Aim of the exercise
Read the lines that follow and pick out every one containing the word "General".

------ Records supplied

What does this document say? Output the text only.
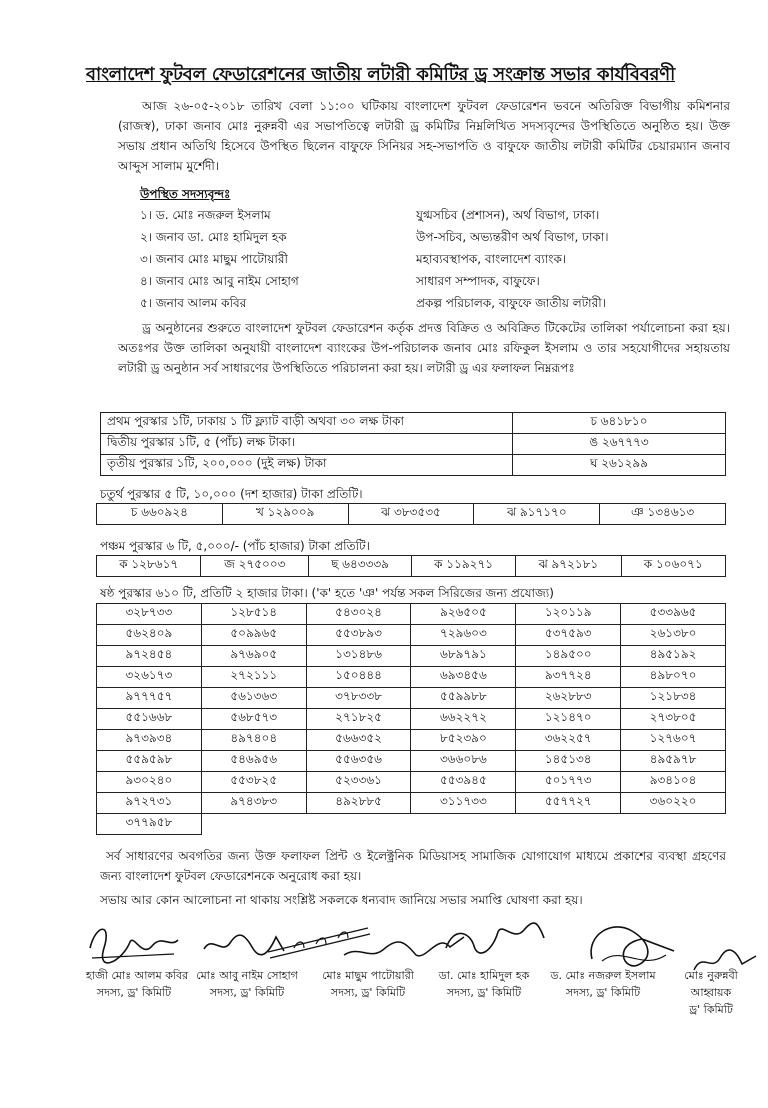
বাংলাদেশ ফুটবল ফেডারেশনের জাতীয় লটারী কমিটির ড্র সংক্রান্ত সভার কার্যবিবরণী
আজ ২৬-০৫-২০১৮ তারিখ বেলা ১১:০০ ঘটিকায় বাংলাদেশ ফুটবল ফেডারেশন ভবনে অতিরিক্ত বিভাগীয় কমিশনার (রাজস্ব), ঢাকা জনাব মোঃ নুরুন্নবী এর সভাপতিত্বে লটারী ড্র কমিটির নিম্নলিখিত সদস্যবৃন্দের উপস্থিতিতে অনুষ্ঠিত হয়। উক্ত সভায় প্রধান অতিথি হিসেবে উপস্থিত ছিলেন বাফুফে সিনিয়র সহ-সভাপতি ও বাফুফে জাতীয় লটারী কমিটির চেয়ারম্যান জনাব আব্দুস সালাম মুর্শেদী।
উপস্থিত সদস্যবৃন্দঃ
১। ড. মোঃ নজরুল ইসলাম	যুগ্মসচিব (প্রশাসন), অর্থ বিভাগ, ঢাকা।
২। জনাব ডা. মোঃ হামিদুল হক	উপ-সচিব, অভ্যন্তরীণ অর্থ বিভাগ, ঢাকা।
৩। জনাব মোঃ মাছুম পাটোয়ারী	মহাব্যবস্থাপক, বাংলাদেশ ব্যাংক।
৪। জনাব মোঃ আবু নাইম সোহাগ	সাধারণ সম্পাদক, বাফুফে।
৫। জনাব আলম কবির	প্রকল্প পরিচালক, বাফুফে জাতীয় লটারী।
ড্র অনুষ্ঠানের শুরুতে বাংলাদেশ ফুটবল ফেডারেশন কর্তৃক প্রদত্ত বিক্রিত ও অবিক্রিত টিকেটের তালিকা পর্যালোচনা করা হয়। অতঃপর উক্ত তালিকা অনুযায়ী বাংলাদেশ ব্যাংকের উপ-পরিচালক জনাব মোঃ রফিকুল ইসলাম ও তার সহযোগীদের সহায়তায় লটারী ড্র অনুষ্ঠান সর্ব সাধারণের উপস্থিতিতে পরিচালনা করা হয়। লটারী ড্র এর ফলাফল নিম্নরূপঃ
প্রথম পুরস্কার ১টি, ঢাকায় ১ টি ফ্ল্যাট বাড়ী অথবা ৩০ লক্ষ টাকা	চ ৬৪১৮১০
দ্বিতীয় পুরস্কার ১টি, ৫ (পাঁচ) লক্ষ টাকা।	ঙ ২৬৭৭৭৩
তৃতীয় পুরস্কার ১টি, ২০০,০০০ (দুই লক্ষ) টাকা	ঘ ২৬১২৯৯
চতুর্থ পুরস্কার ৫ টি, ১০,০০০ (দশ হাজার) টাকা প্রতিটি।
চ ৬৬০৯২৪	খ ১২৯০০৯	ঝ ৩৮৩৫৩৫	ঝ ৯১৭১৭০	ঞ ১৩৪৬১৩
পঞ্চম পুরস্কার ৬ টি, ৫,০০০/- (পাঁচ হাজার) টাকা প্রতিটি।
ক ১২৮৬১৭	জ ২৭৫০০৩	ছ ৬৪৩৩৩৯	ক ১১৯২৭১	ঝ ৯৭২১৮১	ক ১০৬০৭১
ষষ্ঠ পুরস্কার ৬১০ টি, প্রতিটি ২ হাজার টাকা। ('ক' হতে 'ঞ' পর্যন্ত সকল সিরিজের জন্য প্রযোজ্য)
৩২৮৭৩৩	১২৮৫১৪	৫৪৩০২৪	৯২৬৫০৫	১২০১১৯	৫৩৩৯৬৫
৫৬২৪০৯	৫০৯৯৬৫	৫৫৩৮৯৩	৭২৯৬০৩	৫৩৭৫৯৩	২৬১৩৮০
৯৭২৪৫৪	৯৭৬৯০৫	১৩১৪৮৬	৬৮৯৭৯১	১৪৯৫০০	৪৯৫১৯২
৩২৬১৭৩	২৭২১১১	১৫০৪৪৪	৬৯৩৪৫৬	৯৩৭৭২৪	৪৯৮০৭০
৯৭৭৭৫৭	৫৬১৩৬৩	৩৭৮৩৩৮	৫৫৯৯৮৮	২৬২৮৮৩	১২১৮৩৪
৫৫১৬৬৮	৫৬৮৫৭৩	২৭১৮২৫	৬৬২২৭২	১২১৪৭০	২৭৩৮০৫
৯৭৩৯৩৪	৪৯৭৪০৪	৫৬৬৩৫২	৮৫২৩৯০	৩৬২২৫৭	১২৭৬০৭
৫৫৯৫৯৮	৫৪৬৯৫৬	৫৫৬৩৫৬	৩৬৬০৮৬	১৪৫১৩৪	৪৯৫৯৭৮
৯৩০২৪০	৫৫৩৮২৫	৫২৩৩৬১	৫৫৩৯৪৫	৫০১৭৭৩	৯৩৪১০৪
৯৭২৭৩১	৯৭৪৩৮৩	৪৯২৮৮৫	৩১১৭৩৩	৫৫৭৭২৭	৩৬০২২০
৩৭৭৯৫৮					
সর্ব সাধারণের অবগতির জন্য উক্ত ফলাফল প্রিন্ট ও ইলেক্ট্রনিক মিডিয়াসহ সামাজিক যোগাযোগ মাধ্যমে প্রকাশের ব্যবস্থা গ্রহণের জন্য বাংলাদেশ ফুটবল ফেডারেশনকে অনুরোধ করা হয়।
সভায় আর কোন আলোচনা না থাকায় সংশ্লিষ্ট সকলকে ধন্যবাদ জানিয়ে সভার সমাপ্তি ঘোষণা করা হয়।
হাজী মোঃ আলম কবির
সদস্য, ড্র' কিমিটি
মোঃ আবু নাইম সোহাগ
সদস্য, ড্র' কিমিটি
মোঃ মাছুম পাটোয়ারী
সদস্য, ড্র' কিমিটি
ডা. মোঃ হামিদুল হক
সদস্য, ড্র' কিমিটি
ড. মোঃ নজরুল ইসলাম
সদস্য, ড্র' কিমিটি
মোঃ নুরুন্নবী
আহ্বায়ক
ড্র' কিমিটি
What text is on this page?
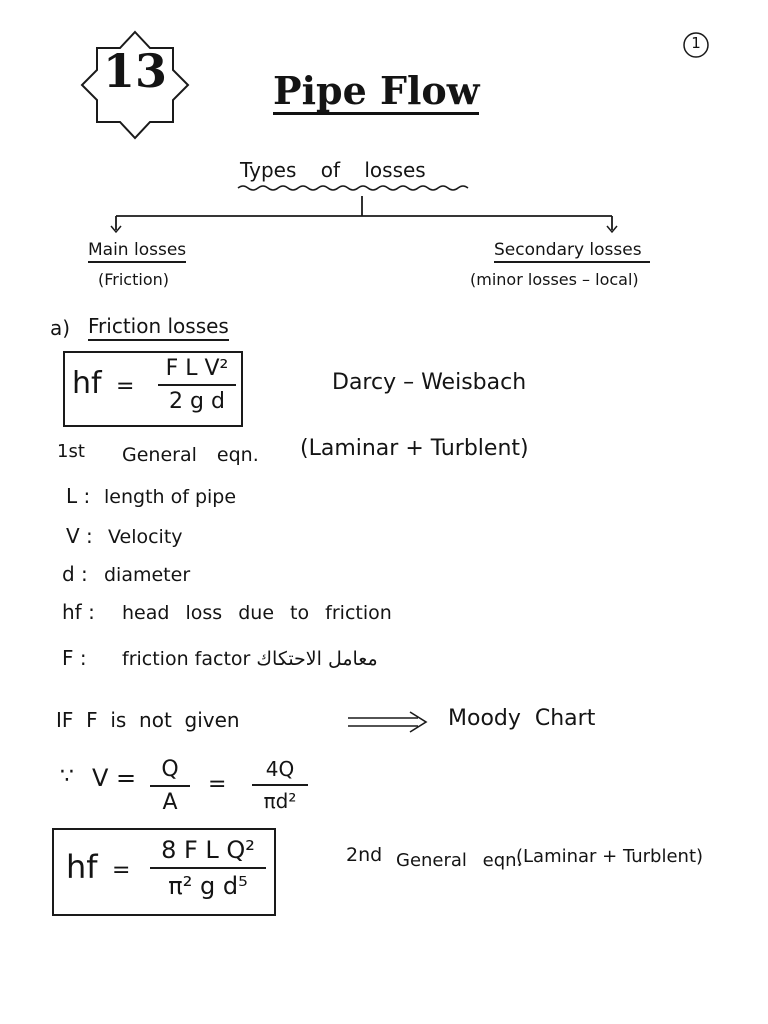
13
1
Pipe Flow
Types of losses
Main losses
(Friction)
Secondary losses
(minor losses – local)
a) Friction losses
hf =
F L V²
2 g d
Darcy – Weisbach
1st General eqn. (Laminar + Turblent)
L : length of pipe
V : Velocity
d : diameter
hf : head loss due to friction
F : friction factor معامل الاحتكاك
IF  F  is  not  given	Moody  Chart
∵ V =	Q
A
=
4Q
πd²
hf =
8 F L Q²
π² g d⁵
2nd General eqn.
(Laminar + Turblent)
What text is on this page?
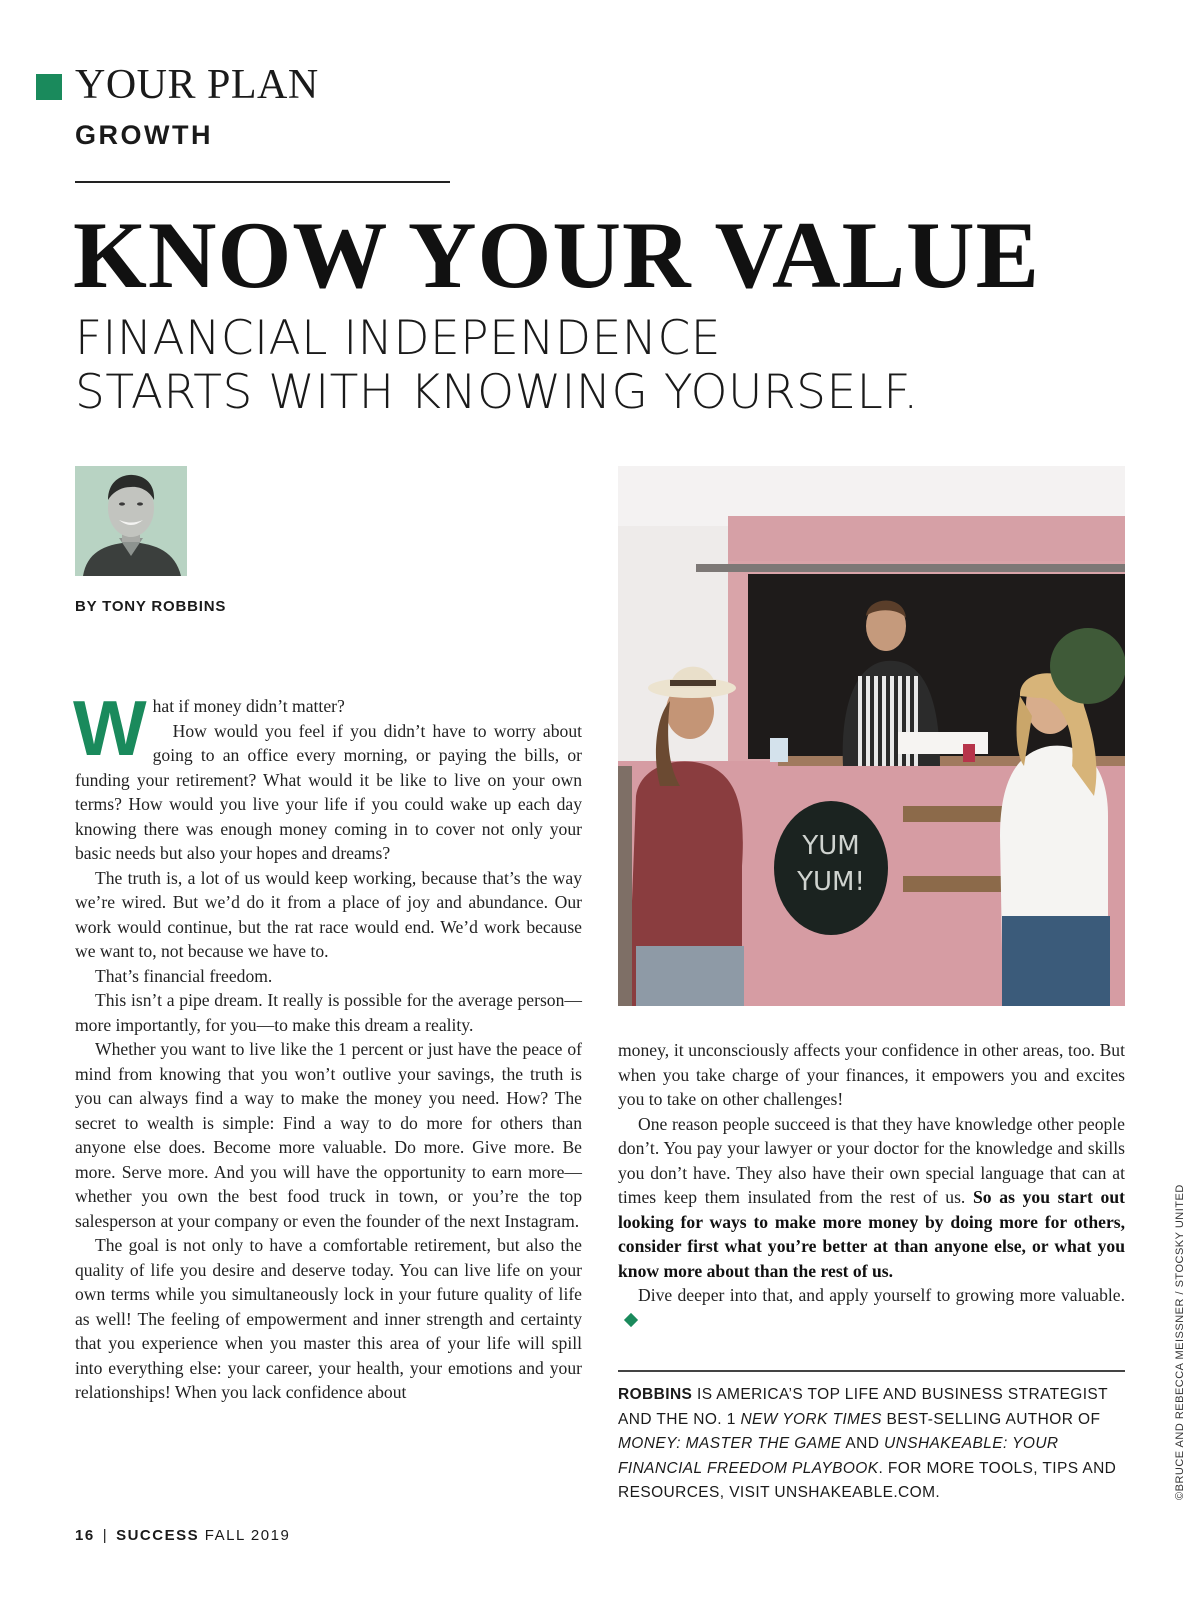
YOUR PLAN
GROWTH
KNOW YOUR VALUE
FINANCIAL INDEPENDENCE
STARTS WITH KNOWING YOURSELF.
BY TONY ROBBINS

What if money didn’t matter?

How would you feel if you didn’t have to worry about going to an office every morning, or paying the bills, or funding your retirement? What would it be like to live on your own terms? How would you live your life if you could wake up each day knowing there was enough money coming in to cover not only your basic needs but also your hopes and dreams?

The truth is, a lot of us would keep working, because that’s the way we’re wired. But we’d do it from a place of joy and abundance. Our work would continue, but the rat race would end. We’d work because we want to, not because we have to.

That’s financial freedom.

This isn’t a pipe dream. It really is possible for the average person—more importantly, for you—to make this dream a reality.

Whether you want to live like the 1 percent or just have the peace of mind from knowing that you won’t outlive your savings, the truth is you can always find a way to make the money you need. How? The secret to wealth is simple: Find a way to do more for others than anyone else does. Become more valuable. Do more. Give more. Be more. Serve more. And you will have the opportunity to earn more—whether you own the best food truck in town, or you’re the top salesperson at your company or even the founder of the next Instagram.

The goal is not only to have a comfortable retirement, but also the quality of life you desire and deserve today. You can live life on your own terms while you simultaneously lock in your future quality of life as well! The feeling of empowerment and inner strength and certainty that you experience when you master this area of your life will spill into everything else: your career, your health, your emotions and your relationships! When you lack confidence about

YUM
YUM!

money, it unconsciously affects your confidence in other areas, too. But when you take charge of your finances, it empowers you and excites you to take on other challenges!

One reason people succeed is that they have knowledge other people don’t. You pay your lawyer or your doctor for the knowledge and skills you don’t have. They also have their own special language that can at times keep them insulated from the rest of us. So as you start out looking for ways to make more money by doing more for others, consider first what you’re better at than anyone else, or what you know more about than the rest of us.

Dive deeper into that, and apply yourself to growing more valuable.

ROBBINS IS AMERICA’S TOP LIFE AND BUSINESS STRATEGIST AND THE NO. 1 NEW YORK TIMES BEST-SELLING AUTHOR OF MONEY: MASTER THE GAME AND UNSHAKEABLE: YOUR FINANCIAL FREEDOM PLAYBOOK. FOR MORE TOOLS, TIPS AND RESOURCES, VISIT UNSHAKEABLE.COM.	©BRUCE AND REBECCA MEISSNER / STOCSKY UNITED
16 | SUCCESS FALL 2019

------------

Complete answer
1st General eqn. (Laminar + Turblent)
2nd General eqn.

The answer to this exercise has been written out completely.